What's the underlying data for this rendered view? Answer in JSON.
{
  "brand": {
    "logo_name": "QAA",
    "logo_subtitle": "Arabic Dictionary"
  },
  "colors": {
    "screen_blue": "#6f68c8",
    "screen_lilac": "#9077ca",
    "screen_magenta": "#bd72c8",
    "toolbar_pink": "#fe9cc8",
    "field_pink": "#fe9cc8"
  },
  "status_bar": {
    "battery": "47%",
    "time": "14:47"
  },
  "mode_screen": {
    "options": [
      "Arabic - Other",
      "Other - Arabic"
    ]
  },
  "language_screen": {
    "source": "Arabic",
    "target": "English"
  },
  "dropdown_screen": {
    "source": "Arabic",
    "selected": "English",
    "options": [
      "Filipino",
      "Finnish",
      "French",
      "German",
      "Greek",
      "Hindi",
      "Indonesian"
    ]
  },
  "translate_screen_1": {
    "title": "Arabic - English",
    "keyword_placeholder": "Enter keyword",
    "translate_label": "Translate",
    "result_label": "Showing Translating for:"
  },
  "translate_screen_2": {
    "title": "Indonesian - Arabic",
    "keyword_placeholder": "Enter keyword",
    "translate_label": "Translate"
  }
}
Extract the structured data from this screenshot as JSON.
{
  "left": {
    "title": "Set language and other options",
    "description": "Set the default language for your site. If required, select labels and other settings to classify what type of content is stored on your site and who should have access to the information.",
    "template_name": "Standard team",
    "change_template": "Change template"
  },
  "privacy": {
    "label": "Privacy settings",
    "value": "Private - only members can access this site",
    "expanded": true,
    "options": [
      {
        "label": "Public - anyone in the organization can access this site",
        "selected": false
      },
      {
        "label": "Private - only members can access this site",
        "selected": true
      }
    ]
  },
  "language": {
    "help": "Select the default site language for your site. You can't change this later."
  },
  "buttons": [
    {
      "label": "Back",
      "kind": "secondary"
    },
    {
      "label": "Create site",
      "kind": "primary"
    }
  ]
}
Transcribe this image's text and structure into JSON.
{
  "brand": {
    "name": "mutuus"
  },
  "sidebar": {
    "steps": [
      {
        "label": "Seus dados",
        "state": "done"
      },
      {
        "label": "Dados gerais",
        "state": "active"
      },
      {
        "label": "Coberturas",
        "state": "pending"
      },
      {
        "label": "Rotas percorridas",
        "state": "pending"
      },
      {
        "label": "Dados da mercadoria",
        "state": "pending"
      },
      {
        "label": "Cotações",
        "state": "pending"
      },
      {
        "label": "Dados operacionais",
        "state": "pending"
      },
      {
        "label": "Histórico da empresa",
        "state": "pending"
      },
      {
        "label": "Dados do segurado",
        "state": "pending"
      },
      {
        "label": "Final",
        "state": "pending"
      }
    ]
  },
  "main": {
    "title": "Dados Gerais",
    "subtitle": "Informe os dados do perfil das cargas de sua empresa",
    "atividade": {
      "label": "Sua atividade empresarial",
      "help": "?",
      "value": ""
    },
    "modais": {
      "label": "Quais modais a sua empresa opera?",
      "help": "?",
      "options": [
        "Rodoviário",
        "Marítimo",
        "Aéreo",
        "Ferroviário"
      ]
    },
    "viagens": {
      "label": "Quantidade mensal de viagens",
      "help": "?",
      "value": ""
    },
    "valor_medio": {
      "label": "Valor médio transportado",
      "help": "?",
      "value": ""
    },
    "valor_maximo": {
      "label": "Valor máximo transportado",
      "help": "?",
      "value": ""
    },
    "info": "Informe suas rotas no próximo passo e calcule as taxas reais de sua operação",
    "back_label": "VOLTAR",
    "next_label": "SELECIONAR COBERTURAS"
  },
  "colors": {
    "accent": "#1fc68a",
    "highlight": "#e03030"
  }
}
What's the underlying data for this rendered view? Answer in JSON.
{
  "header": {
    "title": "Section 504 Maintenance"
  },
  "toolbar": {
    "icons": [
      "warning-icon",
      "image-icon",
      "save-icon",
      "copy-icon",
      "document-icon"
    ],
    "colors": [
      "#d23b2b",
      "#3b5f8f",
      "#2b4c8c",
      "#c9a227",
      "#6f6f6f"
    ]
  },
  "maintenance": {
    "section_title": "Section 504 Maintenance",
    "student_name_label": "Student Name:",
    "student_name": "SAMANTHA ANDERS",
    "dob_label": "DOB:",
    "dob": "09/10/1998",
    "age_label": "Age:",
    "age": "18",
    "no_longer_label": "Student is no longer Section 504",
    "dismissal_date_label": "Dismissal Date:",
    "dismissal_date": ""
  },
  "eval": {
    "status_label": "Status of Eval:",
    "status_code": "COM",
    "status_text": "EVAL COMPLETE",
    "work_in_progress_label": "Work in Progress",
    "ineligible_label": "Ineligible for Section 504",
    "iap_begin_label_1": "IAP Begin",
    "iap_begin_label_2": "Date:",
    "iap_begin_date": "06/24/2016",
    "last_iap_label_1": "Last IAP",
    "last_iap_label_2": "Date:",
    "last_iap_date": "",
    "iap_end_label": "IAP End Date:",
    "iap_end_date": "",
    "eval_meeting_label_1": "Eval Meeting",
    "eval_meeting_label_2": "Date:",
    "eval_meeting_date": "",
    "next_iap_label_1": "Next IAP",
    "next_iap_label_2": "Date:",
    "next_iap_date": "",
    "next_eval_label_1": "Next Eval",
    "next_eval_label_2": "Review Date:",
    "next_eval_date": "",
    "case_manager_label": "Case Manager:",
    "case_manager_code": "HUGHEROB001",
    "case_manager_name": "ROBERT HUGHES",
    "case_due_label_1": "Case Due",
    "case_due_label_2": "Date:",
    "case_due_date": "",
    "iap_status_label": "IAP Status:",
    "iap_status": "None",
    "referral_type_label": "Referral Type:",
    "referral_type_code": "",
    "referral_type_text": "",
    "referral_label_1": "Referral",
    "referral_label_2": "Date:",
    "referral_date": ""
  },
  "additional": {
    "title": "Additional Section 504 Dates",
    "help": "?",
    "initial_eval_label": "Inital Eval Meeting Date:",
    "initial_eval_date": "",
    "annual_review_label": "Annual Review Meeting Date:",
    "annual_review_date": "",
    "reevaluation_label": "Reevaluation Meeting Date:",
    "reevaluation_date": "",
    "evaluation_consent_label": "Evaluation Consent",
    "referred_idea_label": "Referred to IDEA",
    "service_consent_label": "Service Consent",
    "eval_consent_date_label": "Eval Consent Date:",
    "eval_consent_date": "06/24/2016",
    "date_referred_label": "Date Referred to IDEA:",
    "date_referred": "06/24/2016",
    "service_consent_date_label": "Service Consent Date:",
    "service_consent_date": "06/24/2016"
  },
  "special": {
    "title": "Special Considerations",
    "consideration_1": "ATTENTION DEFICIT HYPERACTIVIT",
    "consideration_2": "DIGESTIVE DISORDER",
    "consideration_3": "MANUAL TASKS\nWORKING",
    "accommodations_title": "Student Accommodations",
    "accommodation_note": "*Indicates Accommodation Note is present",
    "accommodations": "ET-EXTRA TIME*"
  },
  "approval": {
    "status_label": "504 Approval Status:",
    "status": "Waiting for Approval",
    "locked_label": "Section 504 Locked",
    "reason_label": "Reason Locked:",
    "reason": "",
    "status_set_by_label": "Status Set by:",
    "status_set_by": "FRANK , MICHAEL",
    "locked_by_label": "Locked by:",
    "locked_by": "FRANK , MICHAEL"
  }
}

■ ■ ■

Find all the lines containing "default" in the material, then copy them.

    "description": "Set the default language for your site. If required, select labels and other settings to classify what type of content is stored on your site and who should have access to the information.",
    "help": "Select the default site language for your site. You can't change this later."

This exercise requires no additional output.